— Start Extracted material —

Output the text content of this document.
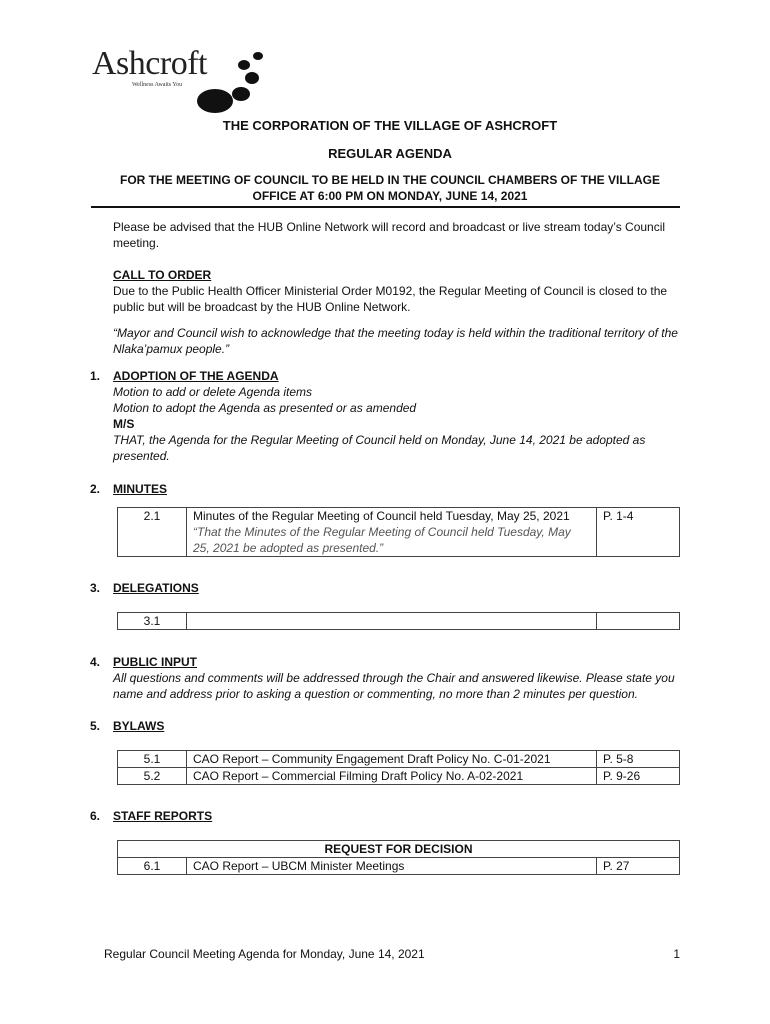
Ashcroft
Wellness Awaits You
THE CORPORATION OF THE VILLAGE OF ASHCROFT
REGULAR AGENDA
FOR THE MEETING OF COUNCIL TO BE HELD IN THE COUNCIL CHAMBERS OF THE VILLAGE
OFFICE AT 6:00 PM ON MONDAY, JUNE 14, 2021
Please be advised that the HUB Online Network will record and broadcast or live stream today’s Council meeting.
CALL TO ORDER
Due to the Public Health Officer Ministerial Order M0192, the Regular Meeting of Council is closed to the public but will be broadcast by the HUB Online Network.
“Mayor and Council wish to acknowledge that the meeting today is held within the traditional territory of the Nlaka’pamux people.”
1. ADOPTION OF THE AGENDA
Motion to add or delete Agenda items
Motion to adopt the Agenda as presented or as amended
M/S
THAT, the Agenda for the Regular Meeting of Council held on Monday, June 14, 2021 be adopted as presented.
2. MINUTES
2.1	Minutes of the Regular Meeting of Council held Tuesday, May 25, 2021
“That the Minutes of the Regular Meeting of Council held Tuesday, May 25, 2021 be adopted as presented.”
	P. 1-4
3. DELEGATIONS
3.1		
4. PUBLIC INPUT
All questions and comments will be addressed through the Chair and answered likewise. Please state you name and address prior to asking a question or commenting, no more than 2 minutes per question.
5. BYLAWS
5.1	CAO Report – Community Engagement Draft Policy No. C-01-2021	P. 5-8
5.2	CAO Report – Commercial Filming Draft Policy No. A-02-2021	P. 9-26
6. STAFF REPORTS
REQUEST FOR DECISION
6.1	CAO Report – UBCM Minister Meetings	P. 27
Regular Council Meeting Agenda for Monday, June 14, 2021	1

— End Extracted material —

Collect every line with the string "adopted" from the records, and copy each.

Correct result:
THAT, the Agenda for the Regular Meeting of Council held on Monday, June 14, 2021 be adopted as presented.
“That the Minutes of the Regular Meeting of Council held Tuesday, May 25, 2021 be adopted as presented.”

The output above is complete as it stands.